ClevelandMuseumArt / openaccess

Creative Commons Zero v1.0 Universal
74 stars 9 forks source link

APi returning non existant images leading to 404's #8

Closed anglerfish27 closed 1 year ago

anglerfish27 commented 1 year ago

Hello I am using Adafruit's Titano hardware to access the API for images based on a project the company made. Details at: https://learn.adafruit.com/cleveland-museum-of-art-pyportal-frame

This issue that is being encountered is that after some time ( usually less than 30 minutes sometimes longer sometimes way shorter) the API returns back a non existant image. When this happens the Adafruit code doesn't catch it correctly and results in the code trying to process the non existent(404) image to make it fit the Titano using Adafruit's online IoT services and then it ultimately fails freezing the program until a reboot is performed manually.

Adafruit is working on their code to better catch this: https://github.com/adafruit/Adafruit_CircuitPython_PyPortal/issues/128

but I feel that the CMA API owners should also be working on this to ensure it does not return images that do not exist killing the program.

All of Adafruit's code uses CircuitPython and is open source. I'm on the latest build 8.2.6 you can freely see the files and functions it uses. Perhaps that will help you figure out what needs to be edited on your end as well. The forum where this is being discussed with members of Adafruit's core programming staff (on git hub) are trying to work to help resolve this so it has the most "important" people at Adafruit on it. I'm hoping that CMA can help out with their API as well. Thank you kindly, Anglerfish27.

https://forums.adafruit.com/viewtopic.php?t=204689

JCACMA commented 1 year ago

Thank you for using our Open Access collection and giving CMA credit for its Open Access policy. Also, thank you for bringing this to our attention. We are currently working on our API and will look at the issue you describe and get back to you.

I do want to note that your website needs to remove our CMA logo. @.***

https://www.clevelandart.org/open-access-faqs

What about Citations? https://www.clevelandart.org/open-access-faqs Works designated as Creative Commons (CC0) do not require attribution or citation. Copyrighted content, content with proprietary rights, or that is otherwise restricted for limited non-commercial, educational, and personal uses should be cited including the URL "www.clevelandart.orghttp://www.clevelandart.org/" in addition to all copyright and other proprietary notices contained on the materials. Citation of the CMA’s CC0 or restricted content does not imply endorsement by the CMA, nor does it grant permission to use the CMA’s trademarks without prior approval.    You may wish to cite images and data from the CMA's collections for educational and scholarly, or other publication purposes. Consult the CMA collection online or metadata associated with an object via the application programming interface http://openaccess-api.clevelandart.org/ (API) or data from the GitHub Repositoryhttp://openaccess-api.clevelandart.org/ for information that can be used for citations.

_Problem requirements_
In the issue thread about the museum API returning missing images, which CircuitPython build does the person reporting the problem say they are running?

_Stored data_

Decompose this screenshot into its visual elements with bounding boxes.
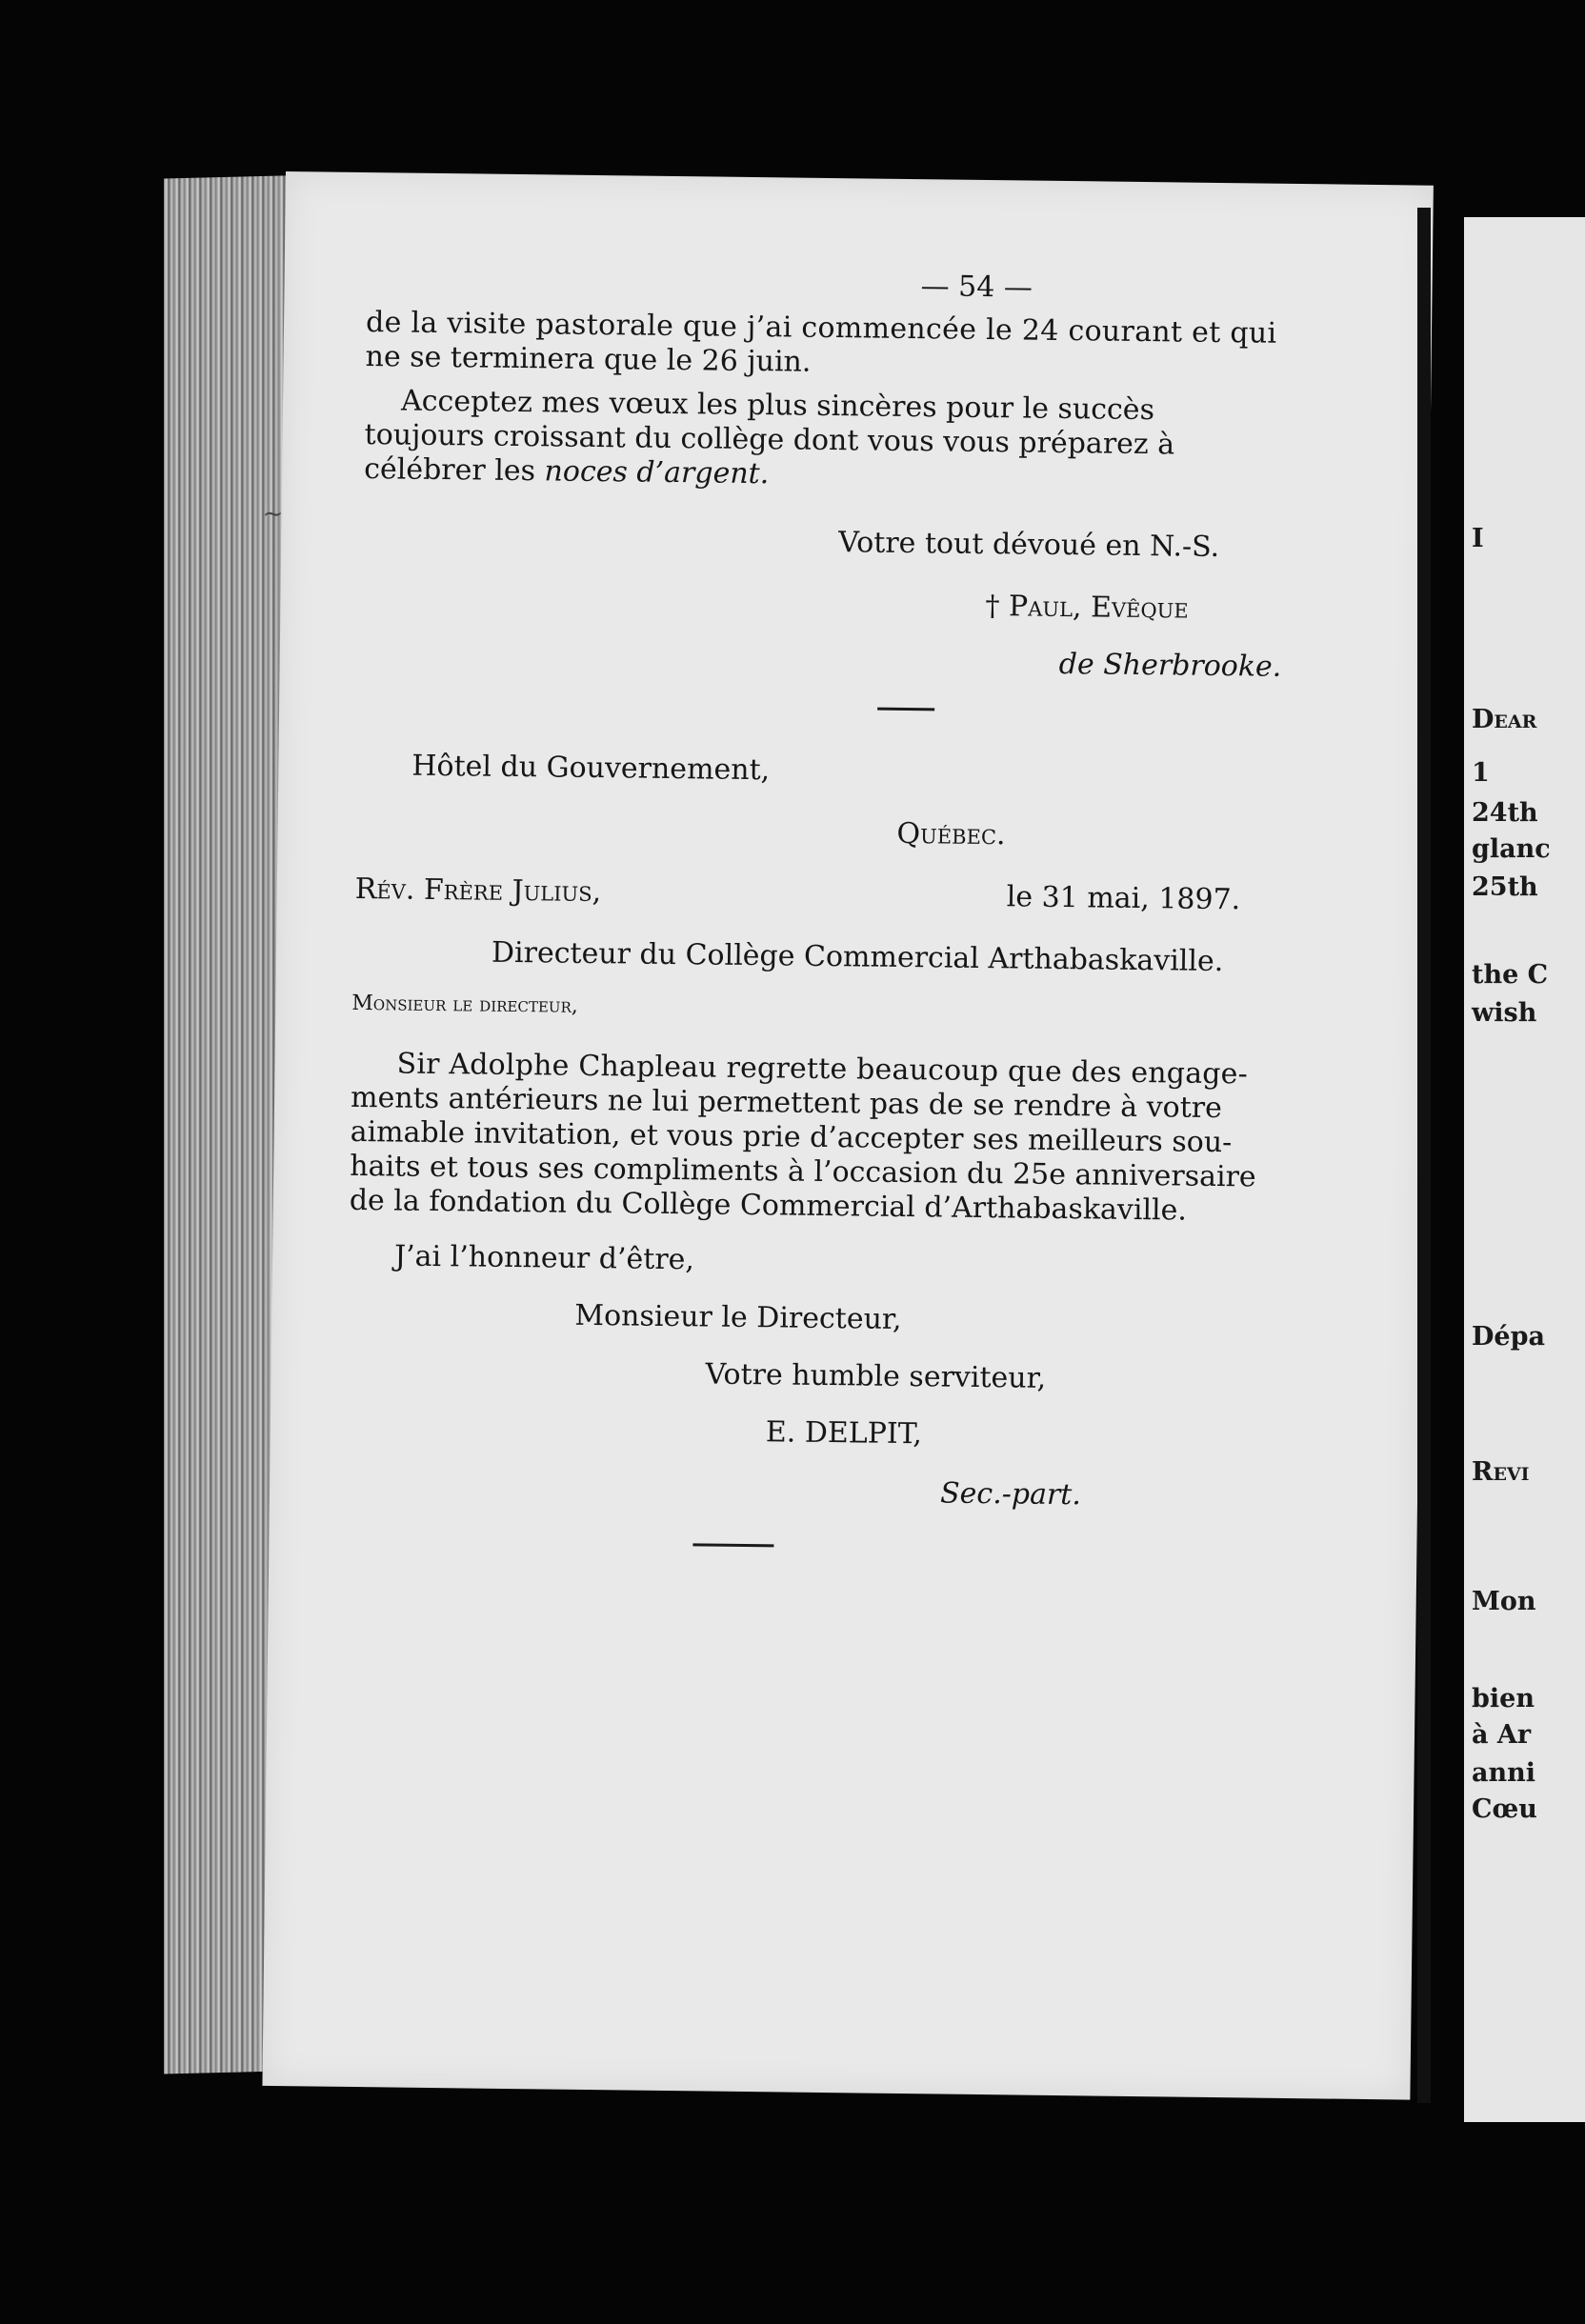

_Output_
The latest build, 8.2.6.